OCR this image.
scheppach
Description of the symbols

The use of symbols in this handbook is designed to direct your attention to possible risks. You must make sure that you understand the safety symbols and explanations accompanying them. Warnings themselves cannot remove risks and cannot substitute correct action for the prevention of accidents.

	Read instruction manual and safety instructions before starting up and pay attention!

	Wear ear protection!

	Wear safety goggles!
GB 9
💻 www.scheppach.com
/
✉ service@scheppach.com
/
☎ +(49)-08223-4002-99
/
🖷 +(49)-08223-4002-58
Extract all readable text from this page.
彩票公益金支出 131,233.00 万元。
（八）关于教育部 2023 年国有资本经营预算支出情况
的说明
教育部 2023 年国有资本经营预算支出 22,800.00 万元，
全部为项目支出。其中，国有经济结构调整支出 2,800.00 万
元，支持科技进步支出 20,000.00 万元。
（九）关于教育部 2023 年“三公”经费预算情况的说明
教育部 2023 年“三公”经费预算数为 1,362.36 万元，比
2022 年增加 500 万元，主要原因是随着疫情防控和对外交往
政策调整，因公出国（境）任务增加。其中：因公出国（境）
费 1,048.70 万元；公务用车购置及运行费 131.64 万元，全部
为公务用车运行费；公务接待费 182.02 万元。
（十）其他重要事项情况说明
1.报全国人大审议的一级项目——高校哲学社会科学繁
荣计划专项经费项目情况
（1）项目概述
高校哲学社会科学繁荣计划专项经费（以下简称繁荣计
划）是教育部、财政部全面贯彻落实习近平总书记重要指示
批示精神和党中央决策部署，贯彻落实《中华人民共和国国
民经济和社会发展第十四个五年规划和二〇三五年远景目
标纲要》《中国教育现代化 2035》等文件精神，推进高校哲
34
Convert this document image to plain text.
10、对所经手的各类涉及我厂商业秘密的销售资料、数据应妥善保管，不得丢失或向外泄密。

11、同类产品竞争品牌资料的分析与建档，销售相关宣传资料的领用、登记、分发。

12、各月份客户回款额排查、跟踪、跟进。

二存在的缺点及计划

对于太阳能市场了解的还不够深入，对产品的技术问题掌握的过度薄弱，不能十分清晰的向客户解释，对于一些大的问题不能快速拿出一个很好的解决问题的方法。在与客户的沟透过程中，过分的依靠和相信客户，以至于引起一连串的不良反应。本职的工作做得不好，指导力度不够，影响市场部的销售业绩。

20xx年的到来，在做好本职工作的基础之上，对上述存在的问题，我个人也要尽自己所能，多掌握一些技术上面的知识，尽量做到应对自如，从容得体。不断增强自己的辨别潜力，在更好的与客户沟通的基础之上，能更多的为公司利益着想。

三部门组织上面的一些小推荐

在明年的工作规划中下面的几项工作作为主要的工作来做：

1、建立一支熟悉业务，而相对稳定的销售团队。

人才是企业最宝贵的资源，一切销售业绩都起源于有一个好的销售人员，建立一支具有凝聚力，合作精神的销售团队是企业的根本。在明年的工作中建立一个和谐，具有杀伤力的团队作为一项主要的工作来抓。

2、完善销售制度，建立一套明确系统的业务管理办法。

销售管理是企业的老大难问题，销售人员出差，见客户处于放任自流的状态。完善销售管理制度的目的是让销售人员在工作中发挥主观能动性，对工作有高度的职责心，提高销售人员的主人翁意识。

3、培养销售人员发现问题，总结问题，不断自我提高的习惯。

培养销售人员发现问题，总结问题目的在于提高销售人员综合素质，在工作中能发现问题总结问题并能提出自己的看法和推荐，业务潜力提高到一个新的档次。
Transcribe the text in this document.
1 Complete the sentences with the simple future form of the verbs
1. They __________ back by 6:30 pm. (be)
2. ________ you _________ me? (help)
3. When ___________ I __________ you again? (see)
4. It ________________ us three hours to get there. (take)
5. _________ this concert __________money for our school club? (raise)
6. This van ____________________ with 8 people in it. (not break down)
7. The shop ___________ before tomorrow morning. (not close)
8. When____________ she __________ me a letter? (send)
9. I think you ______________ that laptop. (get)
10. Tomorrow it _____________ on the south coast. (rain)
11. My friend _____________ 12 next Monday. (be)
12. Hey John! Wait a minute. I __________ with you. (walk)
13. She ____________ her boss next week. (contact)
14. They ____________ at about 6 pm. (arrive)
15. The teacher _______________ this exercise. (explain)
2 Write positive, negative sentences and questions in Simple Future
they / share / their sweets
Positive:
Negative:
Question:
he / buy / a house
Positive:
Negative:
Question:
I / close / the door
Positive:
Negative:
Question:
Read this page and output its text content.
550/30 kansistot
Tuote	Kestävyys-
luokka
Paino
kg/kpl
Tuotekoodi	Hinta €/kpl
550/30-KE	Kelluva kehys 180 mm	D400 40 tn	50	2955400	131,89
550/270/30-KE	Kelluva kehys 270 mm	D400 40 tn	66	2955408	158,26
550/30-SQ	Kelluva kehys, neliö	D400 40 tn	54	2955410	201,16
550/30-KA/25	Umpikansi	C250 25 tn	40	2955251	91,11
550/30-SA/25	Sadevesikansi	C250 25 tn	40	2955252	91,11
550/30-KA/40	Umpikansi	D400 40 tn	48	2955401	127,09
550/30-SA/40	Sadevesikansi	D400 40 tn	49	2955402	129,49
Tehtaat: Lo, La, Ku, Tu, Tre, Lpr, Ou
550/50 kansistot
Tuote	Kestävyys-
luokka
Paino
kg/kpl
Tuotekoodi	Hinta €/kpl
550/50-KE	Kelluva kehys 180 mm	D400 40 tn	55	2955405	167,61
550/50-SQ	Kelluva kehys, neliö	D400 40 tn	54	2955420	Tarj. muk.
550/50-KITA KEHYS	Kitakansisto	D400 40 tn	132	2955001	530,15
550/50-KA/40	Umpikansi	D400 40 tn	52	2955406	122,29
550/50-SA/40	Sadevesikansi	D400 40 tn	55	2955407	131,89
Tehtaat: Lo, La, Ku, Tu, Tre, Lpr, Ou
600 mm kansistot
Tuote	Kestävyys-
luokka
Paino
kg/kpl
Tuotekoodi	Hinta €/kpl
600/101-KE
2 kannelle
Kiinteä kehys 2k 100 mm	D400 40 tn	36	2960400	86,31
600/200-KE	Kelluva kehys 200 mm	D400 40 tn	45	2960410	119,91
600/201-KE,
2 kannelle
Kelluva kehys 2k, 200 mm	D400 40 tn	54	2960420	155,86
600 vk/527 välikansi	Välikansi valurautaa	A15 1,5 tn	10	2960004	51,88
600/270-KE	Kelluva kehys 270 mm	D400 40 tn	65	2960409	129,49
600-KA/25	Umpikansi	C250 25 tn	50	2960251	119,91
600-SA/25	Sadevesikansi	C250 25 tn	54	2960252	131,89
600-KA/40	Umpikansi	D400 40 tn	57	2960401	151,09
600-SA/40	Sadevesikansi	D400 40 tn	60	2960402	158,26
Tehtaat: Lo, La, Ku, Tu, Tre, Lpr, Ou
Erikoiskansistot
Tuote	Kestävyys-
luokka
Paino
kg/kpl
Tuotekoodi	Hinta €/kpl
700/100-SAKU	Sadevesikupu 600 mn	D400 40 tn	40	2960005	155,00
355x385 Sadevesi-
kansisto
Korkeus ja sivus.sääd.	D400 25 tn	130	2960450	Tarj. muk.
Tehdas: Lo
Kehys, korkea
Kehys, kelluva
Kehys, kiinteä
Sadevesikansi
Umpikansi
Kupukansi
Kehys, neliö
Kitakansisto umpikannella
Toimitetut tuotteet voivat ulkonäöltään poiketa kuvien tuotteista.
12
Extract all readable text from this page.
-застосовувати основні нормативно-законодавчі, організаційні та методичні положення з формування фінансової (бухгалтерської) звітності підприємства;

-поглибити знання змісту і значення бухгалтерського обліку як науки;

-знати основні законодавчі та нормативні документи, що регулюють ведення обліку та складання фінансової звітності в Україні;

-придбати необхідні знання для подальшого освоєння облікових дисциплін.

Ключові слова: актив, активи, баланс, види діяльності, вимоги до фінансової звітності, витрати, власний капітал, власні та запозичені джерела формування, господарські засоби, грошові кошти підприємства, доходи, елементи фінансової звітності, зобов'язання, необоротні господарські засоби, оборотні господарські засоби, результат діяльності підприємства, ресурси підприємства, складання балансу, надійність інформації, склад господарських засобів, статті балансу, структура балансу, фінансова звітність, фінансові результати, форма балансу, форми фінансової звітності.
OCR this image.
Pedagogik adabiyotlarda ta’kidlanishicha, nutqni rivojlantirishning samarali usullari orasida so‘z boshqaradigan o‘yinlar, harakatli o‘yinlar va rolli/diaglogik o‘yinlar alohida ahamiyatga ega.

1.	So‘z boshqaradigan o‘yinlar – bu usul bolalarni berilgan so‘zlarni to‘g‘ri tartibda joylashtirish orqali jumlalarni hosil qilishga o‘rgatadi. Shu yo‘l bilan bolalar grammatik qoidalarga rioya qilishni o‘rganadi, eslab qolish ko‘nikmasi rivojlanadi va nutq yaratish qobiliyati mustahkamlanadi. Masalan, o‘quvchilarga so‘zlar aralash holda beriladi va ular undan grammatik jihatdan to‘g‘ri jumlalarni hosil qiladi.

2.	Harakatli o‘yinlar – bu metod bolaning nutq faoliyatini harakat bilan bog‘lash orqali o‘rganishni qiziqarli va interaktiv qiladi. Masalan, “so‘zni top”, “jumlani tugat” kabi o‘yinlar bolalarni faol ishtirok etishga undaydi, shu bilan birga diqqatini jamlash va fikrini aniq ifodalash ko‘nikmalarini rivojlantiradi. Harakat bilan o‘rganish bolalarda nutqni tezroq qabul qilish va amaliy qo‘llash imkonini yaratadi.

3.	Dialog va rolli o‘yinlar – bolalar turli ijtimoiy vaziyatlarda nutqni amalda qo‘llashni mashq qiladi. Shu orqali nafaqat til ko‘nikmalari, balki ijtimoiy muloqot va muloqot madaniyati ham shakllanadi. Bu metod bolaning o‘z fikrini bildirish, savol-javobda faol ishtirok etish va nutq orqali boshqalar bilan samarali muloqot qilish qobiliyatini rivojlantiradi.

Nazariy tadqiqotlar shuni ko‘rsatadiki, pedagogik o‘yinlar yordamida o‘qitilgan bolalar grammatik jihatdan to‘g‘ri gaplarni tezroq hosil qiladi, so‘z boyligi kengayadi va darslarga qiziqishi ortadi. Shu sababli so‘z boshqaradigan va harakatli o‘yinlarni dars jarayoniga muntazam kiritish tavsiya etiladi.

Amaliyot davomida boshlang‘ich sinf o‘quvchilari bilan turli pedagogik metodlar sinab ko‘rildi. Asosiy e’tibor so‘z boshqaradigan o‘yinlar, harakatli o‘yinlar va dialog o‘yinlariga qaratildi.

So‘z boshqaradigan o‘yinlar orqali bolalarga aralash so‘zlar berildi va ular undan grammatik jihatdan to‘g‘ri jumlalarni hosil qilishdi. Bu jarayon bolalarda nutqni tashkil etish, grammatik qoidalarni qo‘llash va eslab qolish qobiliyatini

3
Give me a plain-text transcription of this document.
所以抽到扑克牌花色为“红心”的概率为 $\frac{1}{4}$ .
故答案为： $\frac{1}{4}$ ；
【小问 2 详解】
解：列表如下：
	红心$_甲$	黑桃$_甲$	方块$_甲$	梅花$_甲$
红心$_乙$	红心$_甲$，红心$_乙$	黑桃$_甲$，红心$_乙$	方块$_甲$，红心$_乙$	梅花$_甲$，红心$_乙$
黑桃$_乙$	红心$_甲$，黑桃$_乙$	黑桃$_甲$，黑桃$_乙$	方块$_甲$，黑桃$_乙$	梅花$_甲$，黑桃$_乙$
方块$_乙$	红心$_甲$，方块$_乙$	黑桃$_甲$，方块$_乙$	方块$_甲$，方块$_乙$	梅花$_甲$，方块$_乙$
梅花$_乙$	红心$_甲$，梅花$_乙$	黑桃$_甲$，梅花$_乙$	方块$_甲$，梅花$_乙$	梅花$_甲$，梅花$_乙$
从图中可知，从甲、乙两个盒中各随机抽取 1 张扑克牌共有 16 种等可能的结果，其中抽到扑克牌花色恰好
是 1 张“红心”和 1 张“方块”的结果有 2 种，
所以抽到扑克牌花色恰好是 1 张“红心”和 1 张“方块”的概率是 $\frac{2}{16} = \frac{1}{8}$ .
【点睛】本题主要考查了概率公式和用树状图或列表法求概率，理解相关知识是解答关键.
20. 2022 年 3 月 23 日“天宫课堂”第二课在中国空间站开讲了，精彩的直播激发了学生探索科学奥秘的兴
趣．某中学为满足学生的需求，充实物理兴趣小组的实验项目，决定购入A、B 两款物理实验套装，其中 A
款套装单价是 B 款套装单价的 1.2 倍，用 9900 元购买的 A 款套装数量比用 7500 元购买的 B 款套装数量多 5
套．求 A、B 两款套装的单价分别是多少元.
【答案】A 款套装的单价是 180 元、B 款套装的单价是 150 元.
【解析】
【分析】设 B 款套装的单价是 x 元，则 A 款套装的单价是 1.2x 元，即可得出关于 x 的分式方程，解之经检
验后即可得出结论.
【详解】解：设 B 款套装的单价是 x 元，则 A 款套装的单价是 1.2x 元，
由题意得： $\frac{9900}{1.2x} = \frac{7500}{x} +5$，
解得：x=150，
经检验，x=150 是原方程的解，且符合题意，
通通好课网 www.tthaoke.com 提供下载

→ **Instructions to follow**
Select every line in the material above where the string "frac" occurs, and copy it.

→ **Task result**
所以抽到扑克牌花色为“红心”的概率为 $\frac{1}{4}$ .
故答案为： $\frac{1}{4}$ ；
所以抽到扑克牌花色恰好是 1 张“红心”和 1 张“方块”的概率是 $\frac{2}{16} = \frac{1}{8}$ .
由题意得： $\frac{9900}{1.2x} = \frac{7500}{x} +5$，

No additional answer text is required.